◆ **Records from a dataset**
########
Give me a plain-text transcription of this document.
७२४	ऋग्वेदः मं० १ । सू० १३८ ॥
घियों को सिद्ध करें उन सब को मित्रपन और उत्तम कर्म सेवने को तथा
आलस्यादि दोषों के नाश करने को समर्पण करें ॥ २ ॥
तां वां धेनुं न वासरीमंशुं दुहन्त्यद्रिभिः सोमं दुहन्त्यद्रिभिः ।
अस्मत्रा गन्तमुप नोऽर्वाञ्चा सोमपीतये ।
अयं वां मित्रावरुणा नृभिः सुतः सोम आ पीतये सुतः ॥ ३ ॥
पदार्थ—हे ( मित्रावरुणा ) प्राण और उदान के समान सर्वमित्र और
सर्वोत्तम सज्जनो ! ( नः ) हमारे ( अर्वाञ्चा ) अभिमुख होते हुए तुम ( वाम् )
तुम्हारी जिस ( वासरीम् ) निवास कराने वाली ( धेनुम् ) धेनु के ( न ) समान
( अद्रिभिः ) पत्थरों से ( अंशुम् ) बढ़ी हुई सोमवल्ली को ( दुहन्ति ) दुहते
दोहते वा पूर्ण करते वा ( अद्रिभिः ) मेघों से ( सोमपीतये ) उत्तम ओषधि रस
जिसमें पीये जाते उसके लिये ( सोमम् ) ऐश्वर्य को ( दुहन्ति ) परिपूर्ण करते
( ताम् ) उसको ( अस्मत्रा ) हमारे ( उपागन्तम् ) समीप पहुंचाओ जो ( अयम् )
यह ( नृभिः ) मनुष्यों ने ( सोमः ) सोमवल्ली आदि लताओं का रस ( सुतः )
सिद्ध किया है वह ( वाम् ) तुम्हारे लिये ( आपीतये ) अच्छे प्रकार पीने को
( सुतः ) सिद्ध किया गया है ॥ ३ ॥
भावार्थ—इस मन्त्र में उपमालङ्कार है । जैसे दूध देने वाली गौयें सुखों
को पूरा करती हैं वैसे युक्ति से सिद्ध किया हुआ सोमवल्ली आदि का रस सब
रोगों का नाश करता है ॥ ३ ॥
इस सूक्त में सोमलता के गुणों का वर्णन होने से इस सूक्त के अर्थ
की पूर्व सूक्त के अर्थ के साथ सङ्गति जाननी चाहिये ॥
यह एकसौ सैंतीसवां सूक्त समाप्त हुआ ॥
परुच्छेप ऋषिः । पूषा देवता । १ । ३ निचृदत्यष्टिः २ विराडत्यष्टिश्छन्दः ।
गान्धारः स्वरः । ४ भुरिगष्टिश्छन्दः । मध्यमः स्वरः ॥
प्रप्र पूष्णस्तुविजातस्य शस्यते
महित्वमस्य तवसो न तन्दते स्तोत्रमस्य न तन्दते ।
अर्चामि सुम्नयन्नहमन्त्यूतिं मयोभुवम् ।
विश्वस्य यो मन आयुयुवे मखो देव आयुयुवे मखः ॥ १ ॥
########
◆ **Work required**
All of the data shown above must be copied exactly.

◆ **The result**
Give me a plain-text transcription of this document.
७२४	ऋग्वेदः मं० १ । सू० १३८ ॥
घियों को सिद्ध करें उन सब को मित्रपन और उत्तम कर्म सेवने को तथा
आलस्यादि दोषों के नाश करने को समर्पण करें ॥ २ ॥
तां वां धेनुं न वासरीमंशुं दुहन्त्यद्रिभिः सोमं दुहन्त्यद्रिभिः ।
अस्मत्रा गन्तमुप नोऽर्वाञ्चा सोमपीतये ।
अयं वां मित्रावरुणा नृभिः सुतः सोम आ पीतये सुतः ॥ ३ ॥
पदार्थ—हे ( मित्रावरुणा ) प्राण और उदान के समान सर्वमित्र और
सर्वोत्तम सज्जनो ! ( नः ) हमारे ( अर्वाञ्चा ) अभिमुख होते हुए तुम ( वाम् )
तुम्हारी जिस ( वासरीम् ) निवास कराने वाली ( धेनुम् ) धेनु के ( न ) समान
( अद्रिभिः ) पत्थरों से ( अंशुम् ) बढ़ी हुई सोमवल्ली को ( दुहन्ति ) दुहते
दोहते वा पूर्ण करते वा ( अद्रिभिः ) मेघों से ( सोमपीतये ) उत्तम ओषधि रस
जिसमें पीये जाते उसके लिये ( सोमम् ) ऐश्वर्य को ( दुहन्ति ) परिपूर्ण करते
( ताम् ) उसको ( अस्मत्रा ) हमारे ( उपागन्तम् ) समीप पहुंचाओ जो ( अयम् )
यह ( नृभिः ) मनुष्यों ने ( सोमः ) सोमवल्ली आदि लताओं का रस ( सुतः )
सिद्ध किया है वह ( वाम् ) तुम्हारे लिये ( आपीतये ) अच्छे प्रकार पीने को
( सुतः ) सिद्ध किया गया है ॥ ३ ॥
भावार्थ—इस मन्त्र में उपमालङ्कार है । जैसे दूध देने वाली गौयें सुखों
को पूरा करती हैं वैसे युक्ति से सिद्ध किया हुआ सोमवल्ली आदि का रस सब
रोगों का नाश करता है ॥ ३ ॥
इस सूक्त में सोमलता के गुणों का वर्णन होने से इस सूक्त के अर्थ
की पूर्व सूक्त के अर्थ के साथ सङ्गति जाननी चाहिये ॥
यह एकसौ सैंतीसवां सूक्त समाप्त हुआ ॥
परुच्छेप ऋषिः । पूषा देवता । १ । ३ निचृदत्यष्टिः २ विराडत्यष्टिश्छन्दः ।
गान्धारः स्वरः । ४ भुरिगष्टिश्छन्दः । मध्यमः स्वरः ॥
प्रप्र पूष्णस्तुविजातस्य शस्यते
महित्वमस्य तवसो न तन्दते स्तोत्रमस्य न तन्दते ।
अर्चामि सुम्नयन्नहमन्त्यूतिं मयोभुवम् ।
विश्वस्य यो मन आयुयुवे मखो देव आयुयुवे मखः ॥ १ ॥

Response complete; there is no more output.